==== Task input ====
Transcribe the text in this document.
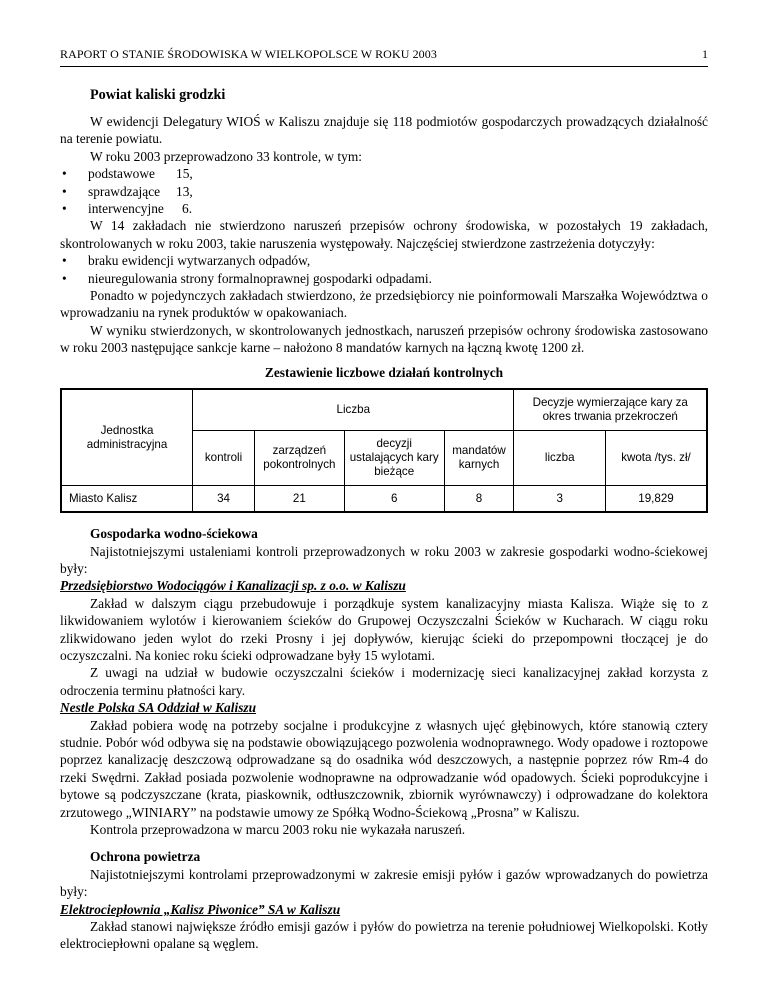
RAPORT O STANIE ŚRODOWISKA W WIELKOPOLSCE W ROKU 2003	1
Powiat kaliski grodzki

W ewidencji Delegatury WIOŚ w Kaliszu znajduje się 118 podmiotów gospodarczych prowadzących działalność na terenie powiatu.

W roku 2003 przeprowadzono 33 kontrole, w tym:

• podstawowe 15,
• sprawdzające 13,
• interwencyjne 6.

W 14 zakładach nie stwierdzono naruszeń przepisów ochrony środowiska, w pozostałych 19 zakładach, skontrolowanych w roku 2003, takie naruszenia występowały. Najczęściej stwierdzone zastrzeżenia dotyczyły:

• braku ewidencji wytwarzanych odpadów,
• nieuregulowania strony formalnoprawnej gospodarki odpadami.

Ponadto w pojedynczych zakładach stwierdzono, że przedsiębiorcy nie poinformowali Marszałka Województwa o wprowadzaniu na rynek produktów w opakowaniach.

W wyniku stwierdzonych, w skontrolowanych jednostkach, naruszeń przepisów ochrony środowiska zastosowano w roku 2003 następujące sankcje karne – nałożono 8 mandatów karnych na łączną kwotę 1200 zł.

Zestawienie liczbowe działań kontrolnych
Jednostka administracyjna	Liczba				Decyzje wymierzające kary za okres trwania przekroczeń	
	kontroli	zarządzeń pokontrolnych	decyzji ustalających kary bieżące	mandatów karnych	liczba	kwota /tys. zł/
Miasto Kalisz	34	21	6	8	3	19,829
Gospodarka wodno-ściekowa

Najistotniejszymi ustaleniami kontroli przeprowadzonych w roku 2003 w zakresie gospodarki wodno-ściekowej były:

Przedsiębiorstwo Wodociągów i Kanalizacji sp. z o.o. w Kaliszu

Zakład w dalszym ciągu przebudowuje i porządkuje system kanalizacyjny miasta Kalisza. Wiąże się to z likwidowaniem wylotów i kierowaniem ścieków do Grupowej Oczyszczalni Ścieków w Kucharach. W ciągu roku zlikwidowano jeden wylot do rzeki Prosny i jej dopływów, kierując ścieki do przepompowni tłoczącej je do oczyszczalni. Na koniec roku ścieki odprowadzane były 15 wylotami.

Z uwagi na udział w budowie oczyszczalni ścieków i modernizację sieci kanalizacyjnej zakład korzysta z odroczenia terminu płatności kary.

Nestle Polska SA Oddział w Kaliszu

Zakład pobiera wodę na potrzeby socjalne i produkcyjne z własnych ujęć głębinowych, które stanowią cztery studnie. Pobór wód odbywa się na podstawie obowiązującego pozwolenia wodnoprawnego. Wody opadowe i roztopowe poprzez kanalizację deszczową odprowadzane są do osadnika wód deszczowych, a następnie poprzez rów Rm-4 do rzeki Swędrni. Zakład posiada pozwolenie wodnoprawne na odprowadzanie wód opadowych. Ścieki poprodukcyjne i bytowe są podczyszczane (krata, piaskownik, odtłuszczownik, zbiornik wyrównawczy) i odprowadzane do kolektora zrzutowego „WINIARY” na podstawie umowy ze Spółką Wodno-Ściekową „Prosna” w Kaliszu.

Kontrola przeprowadzona w marcu 2003 roku nie wykazała naruszeń.

Ochrona powietrza

Najistotniejszymi kontrolami przeprowadzonymi w zakresie emisji pyłów i gazów wprowadzanych do powietrza były:

Elektrociepłownia „Kalisz Piwonice” SA w Kaliszu

Zakład stanowi największe źródło emisji gazów i pyłów do powietrza na terenie południowej Wielkopolski. Kotły elektrociepłowni opalane są węglem.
====
Task details: Quote the data exactly, leaving every image out of the copy.

Correct response:
Transcribe the text in this document.
RAPORT O STANIE ŚRODOWISKA W WIELKOPOLSCE W ROKU 2003	1
Powiat kaliski grodzki

W ewidencji Delegatury WIOŚ w Kaliszu znajduje się 118 podmiotów gospodarczych prowadzących działalność na terenie powiatu.

W roku 2003 przeprowadzono 33 kontrole, w tym:

• podstawowe 15,
• sprawdzające 13,
• interwencyjne 6.

W 14 zakładach nie stwierdzono naruszeń przepisów ochrony środowiska, w pozostałych 19 zakładach, skontrolowanych w roku 2003, takie naruszenia występowały. Najczęściej stwierdzone zastrzeżenia dotyczyły:

• braku ewidencji wytwarzanych odpadów,
• nieuregulowania strony formalnoprawnej gospodarki odpadami.

Ponadto w pojedynczych zakładach stwierdzono, że przedsiębiorcy nie poinformowali Marszałka Województwa o wprowadzaniu na rynek produktów w opakowaniach.

W wyniku stwierdzonych, w skontrolowanych jednostkach, naruszeń przepisów ochrony środowiska zastosowano w roku 2003 następujące sankcje karne – nałożono 8 mandatów karnych na łączną kwotę 1200 zł.

Zestawienie liczbowe działań kontrolnych
Jednostka administracyjna	Liczba				Decyzje wymierzające kary za okres trwania przekroczeń	
	kontroli	zarządzeń pokontrolnych	decyzji ustalających kary bieżące	mandatów karnych	liczba	kwota /tys. zł/
Miasto Kalisz	34	21	6	8	3	19,829
Gospodarka wodno-ściekowa

Najistotniejszymi ustaleniami kontroli przeprowadzonych w roku 2003 w zakresie gospodarki wodno-ściekowej były:

Przedsiębiorstwo Wodociągów i Kanalizacji sp. z o.o. w Kaliszu

Zakład w dalszym ciągu przebudowuje i porządkuje system kanalizacyjny miasta Kalisza. Wiąże się to z likwidowaniem wylotów i kierowaniem ścieków do Grupowej Oczyszczalni Ścieków w Kucharach. W ciągu roku zlikwidowano jeden wylot do rzeki Prosny i jej dopływów, kierując ścieki do przepompowni tłoczącej je do oczyszczalni. Na koniec roku ścieki odprowadzane były 15 wylotami.

Z uwagi na udział w budowie oczyszczalni ścieków i modernizację sieci kanalizacyjnej zakład korzysta z odroczenia terminu płatności kary.

Nestle Polska SA Oddział w Kaliszu

Zakład pobiera wodę na potrzeby socjalne i produkcyjne z własnych ujęć głębinowych, które stanowią cztery studnie. Pobór wód odbywa się na podstawie obowiązującego pozwolenia wodnoprawnego. Wody opadowe i roztopowe poprzez kanalizację deszczową odprowadzane są do osadnika wód deszczowych, a następnie poprzez rów Rm-4 do rzeki Swędrni. Zakład posiada pozwolenie wodnoprawne na odprowadzanie wód opadowych. Ścieki poprodukcyjne i bytowe są podczyszczane (krata, piaskownik, odtłuszczownik, zbiornik wyrównawczy) i odprowadzane do kolektora zrzutowego „WINIARY” na podstawie umowy ze Spółką Wodno-Ściekową „Prosna” w Kaliszu.

Kontrola przeprowadzona w marcu 2003 roku nie wykazała naruszeń.

Ochrona powietrza

Najistotniejszymi kontrolami przeprowadzonymi w zakresie emisji pyłów i gazów wprowadzanych do powietrza były:

Elektrociepłownia „Kalisz Piwonice” SA w Kaliszu

Zakład stanowi największe źródło emisji gazów i pyłów do powietrza na terenie południowej Wielkopolski. Kotły elektrociepłowni opalane są węglem.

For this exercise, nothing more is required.